>> START
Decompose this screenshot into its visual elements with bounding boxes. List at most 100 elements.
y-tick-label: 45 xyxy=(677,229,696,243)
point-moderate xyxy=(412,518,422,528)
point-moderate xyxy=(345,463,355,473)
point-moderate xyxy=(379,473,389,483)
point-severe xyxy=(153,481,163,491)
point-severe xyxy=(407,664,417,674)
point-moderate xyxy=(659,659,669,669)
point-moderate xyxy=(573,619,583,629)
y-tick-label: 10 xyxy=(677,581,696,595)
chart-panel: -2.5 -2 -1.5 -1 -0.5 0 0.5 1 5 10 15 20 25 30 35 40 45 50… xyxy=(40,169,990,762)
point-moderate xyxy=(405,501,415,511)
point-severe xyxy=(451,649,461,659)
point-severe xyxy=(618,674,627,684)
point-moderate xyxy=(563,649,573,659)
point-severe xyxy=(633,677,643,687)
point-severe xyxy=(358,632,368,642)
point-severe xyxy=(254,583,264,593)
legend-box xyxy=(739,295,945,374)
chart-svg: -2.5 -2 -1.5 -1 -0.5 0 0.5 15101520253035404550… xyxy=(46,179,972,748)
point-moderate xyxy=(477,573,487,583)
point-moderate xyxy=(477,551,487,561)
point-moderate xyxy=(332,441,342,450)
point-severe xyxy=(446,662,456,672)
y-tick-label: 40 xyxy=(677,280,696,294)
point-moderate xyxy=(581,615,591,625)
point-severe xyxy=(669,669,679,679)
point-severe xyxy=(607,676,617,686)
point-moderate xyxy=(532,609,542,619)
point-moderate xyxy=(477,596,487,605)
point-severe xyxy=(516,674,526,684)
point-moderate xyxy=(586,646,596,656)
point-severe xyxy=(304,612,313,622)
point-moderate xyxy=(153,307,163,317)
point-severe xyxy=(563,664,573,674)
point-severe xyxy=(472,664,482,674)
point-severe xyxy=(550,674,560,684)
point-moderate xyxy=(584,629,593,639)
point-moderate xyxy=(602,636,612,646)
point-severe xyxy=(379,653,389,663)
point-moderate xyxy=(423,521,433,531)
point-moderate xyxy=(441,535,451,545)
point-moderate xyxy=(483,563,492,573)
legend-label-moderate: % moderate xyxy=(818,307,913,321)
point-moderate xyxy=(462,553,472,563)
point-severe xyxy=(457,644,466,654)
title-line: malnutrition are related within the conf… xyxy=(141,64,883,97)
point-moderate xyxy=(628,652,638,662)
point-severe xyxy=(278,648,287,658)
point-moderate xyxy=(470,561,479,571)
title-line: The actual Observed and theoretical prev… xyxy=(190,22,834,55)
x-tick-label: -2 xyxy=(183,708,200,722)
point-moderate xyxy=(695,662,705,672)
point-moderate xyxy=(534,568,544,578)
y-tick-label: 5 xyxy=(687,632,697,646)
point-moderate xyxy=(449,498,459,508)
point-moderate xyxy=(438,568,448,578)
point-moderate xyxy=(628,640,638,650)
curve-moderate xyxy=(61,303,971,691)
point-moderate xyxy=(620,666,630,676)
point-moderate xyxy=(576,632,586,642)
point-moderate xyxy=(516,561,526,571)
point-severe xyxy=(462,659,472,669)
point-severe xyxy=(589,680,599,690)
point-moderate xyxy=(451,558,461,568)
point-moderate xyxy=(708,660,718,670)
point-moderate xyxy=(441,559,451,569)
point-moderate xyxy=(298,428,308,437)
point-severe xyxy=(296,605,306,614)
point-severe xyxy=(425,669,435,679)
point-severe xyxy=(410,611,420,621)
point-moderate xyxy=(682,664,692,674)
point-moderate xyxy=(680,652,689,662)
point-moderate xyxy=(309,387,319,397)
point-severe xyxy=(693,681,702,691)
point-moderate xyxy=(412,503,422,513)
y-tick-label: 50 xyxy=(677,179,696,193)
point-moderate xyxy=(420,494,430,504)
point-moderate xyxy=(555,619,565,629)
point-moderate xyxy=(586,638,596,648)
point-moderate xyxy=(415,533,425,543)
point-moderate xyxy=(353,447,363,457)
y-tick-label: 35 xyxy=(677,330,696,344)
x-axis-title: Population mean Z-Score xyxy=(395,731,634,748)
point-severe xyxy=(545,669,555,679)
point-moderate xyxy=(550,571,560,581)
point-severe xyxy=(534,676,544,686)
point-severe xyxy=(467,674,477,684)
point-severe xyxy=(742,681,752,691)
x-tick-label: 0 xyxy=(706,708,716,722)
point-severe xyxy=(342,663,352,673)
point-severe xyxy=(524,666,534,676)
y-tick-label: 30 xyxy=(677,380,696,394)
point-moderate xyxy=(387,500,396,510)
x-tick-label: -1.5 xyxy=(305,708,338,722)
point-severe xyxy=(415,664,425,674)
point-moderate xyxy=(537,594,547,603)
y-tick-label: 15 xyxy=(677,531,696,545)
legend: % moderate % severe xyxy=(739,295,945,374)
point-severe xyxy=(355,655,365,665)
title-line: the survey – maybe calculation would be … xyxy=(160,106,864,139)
>> END
**Short exercise**
Please rewrite each line of the records above as a numbered list, omitting any blank lines.

**Written answer**
1. Decompose this screenshot into its visual elements with bounding boxes. List at most 100 elements.
2. y-tick-label: 45 xyxy=(677,229,696,243)
3. point-moderate xyxy=(412,518,422,528)
4. point-moderate xyxy=(345,463,355,473)
5. point-moderate xyxy=(379,473,389,483)
6. point-severe xyxy=(153,481,163,491)
7. point-severe xyxy=(407,664,417,674)
8. point-moderate xyxy=(659,659,669,669)
9. point-moderate xyxy=(573,619,583,629)
10. y-tick-label: 10 xyxy=(677,581,696,595)
11. chart-panel: -2.5 -2 -1.5 -1 -0.5 0 0.5 1 5 10 15 20 25 30 35 40 45 50… xyxy=(40,169,990,762)
12. point-moderate xyxy=(405,501,415,511)
13. point-severe xyxy=(451,649,461,659)
14. point-severe xyxy=(618,674,627,684)
15. point-moderate xyxy=(563,649,573,659)
16. point-severe xyxy=(633,677,643,687)
17. point-severe xyxy=(358,632,368,642)
18. point-severe xyxy=(254,583,264,593)
19. legend-box xyxy=(739,295,945,374)
20. chart-svg: -2.5 -2 -1.5 -1 -0.5 0 0.5 15101520253035404550… xyxy=(46,179,972,748)
21. point-moderate xyxy=(477,573,487,583)
22. point-moderate xyxy=(477,551,487,561)
23. point-moderate xyxy=(332,441,342,450)
24. point-severe xyxy=(446,662,456,672)
25. y-tick-label: 40 xyxy=(677,280,696,294)
26. point-moderate xyxy=(581,615,591,625)
27. point-severe xyxy=(669,669,679,679)
28. point-severe xyxy=(607,676,617,686)
29. point-moderate xyxy=(532,609,542,619)
30. point-moderate xyxy=(477,596,487,605)
31. point-severe xyxy=(516,674,526,684)
32. point-moderate xyxy=(586,646,596,656)
33. point-severe xyxy=(304,612,313,622)
34. point-moderate xyxy=(153,307,163,317)
35. point-severe xyxy=(563,664,573,674)
36. point-severe xyxy=(472,664,482,674)
37. point-severe xyxy=(550,674,560,684)
38. point-moderate xyxy=(584,629,593,639)
39. point-moderate xyxy=(602,636,612,646)
40. point-severe xyxy=(379,653,389,663)
41. point-moderate xyxy=(423,521,433,531)
42. point-moderate xyxy=(441,535,451,545)
43. point-moderate xyxy=(483,563,492,573)
44. legend-label-moderate: % moderate xyxy=(818,307,913,321)
45. point-moderate xyxy=(462,553,472,563)
46. point-severe xyxy=(457,644,466,654)
47. title-line: malnutrition are related within the conf… xyxy=(141,64,883,97)
48. point-moderate xyxy=(628,652,638,662)
49. point-severe xyxy=(278,648,287,658)
50. point-moderate xyxy=(470,561,479,571)
51. title-line: The actual Observed and theoretical prev… xyxy=(190,22,834,55)
52. x-tick-label: -2 xyxy=(183,708,200,722)
53. point-moderate xyxy=(695,662,705,672)
54. point-moderate xyxy=(534,568,544,578)
55. y-tick-label: 5 xyxy=(687,632,697,646)
56. point-moderate xyxy=(449,498,459,508)
57. point-moderate xyxy=(438,568,448,578)
58. point-moderate xyxy=(628,640,638,650)
59. curve-moderate xyxy=(61,303,971,691)
60. point-moderate xyxy=(620,666,630,676)
61. point-moderate xyxy=(576,632,586,642)
62. point-moderate xyxy=(516,561,526,571)
63. point-severe xyxy=(462,659,472,669)
64. point-severe xyxy=(589,680,599,690)
65. point-moderate xyxy=(451,558,461,568)
66. point-moderate xyxy=(708,660,718,670)
67. point-moderate xyxy=(441,559,451,569)
68. point-moderate xyxy=(298,428,308,437)
69. point-severe xyxy=(296,605,306,614)
70. point-severe xyxy=(425,669,435,679)
71. point-severe xyxy=(410,611,420,621)
72. point-moderate xyxy=(682,664,692,674)
73. point-moderate xyxy=(680,652,689,662)
74. point-moderate xyxy=(309,387,319,397)
75. point-severe xyxy=(693,681,702,691)
76. point-moderate xyxy=(412,503,422,513)
77. y-tick-label: 50 xyxy=(677,179,696,193)
78. point-moderate xyxy=(420,494,430,504)
79. point-moderate xyxy=(555,619,565,629)
80. point-moderate xyxy=(586,638,596,648)
81. point-moderate xyxy=(415,533,425,543)
82. point-moderate xyxy=(353,447,363,457)
83. y-tick-label: 35 xyxy=(677,330,696,344)
84. x-axis-title: Population mean Z-Score xyxy=(395,731,634,748)
85. point-severe xyxy=(545,669,555,679)
86. point-moderate xyxy=(550,571,560,581)
87. point-severe xyxy=(534,676,544,686)
88. point-severe xyxy=(467,674,477,684)
89. point-severe xyxy=(742,681,752,691)
90. x-tick-label: 0 xyxy=(706,708,716,722)
91. point-severe xyxy=(342,663,352,673)
92. point-severe xyxy=(524,666,534,676)
93. y-tick-label: 30 xyxy=(677,380,696,394)
94. point-moderate xyxy=(387,500,396,510)
95. x-tick-label: -1.5 xyxy=(305,708,338,722)
96. point-severe xyxy=(415,664,425,674)
97. point-moderate xyxy=(537,594,547,603)
98. y-tick-label: 15 xyxy=(677,531,696,545)
99. legend: % moderate % severe xyxy=(739,295,945,374)
100. point-severe xyxy=(355,655,365,665)
101. title-line: the survey – maybe calculation would be … xyxy=(160,106,864,139)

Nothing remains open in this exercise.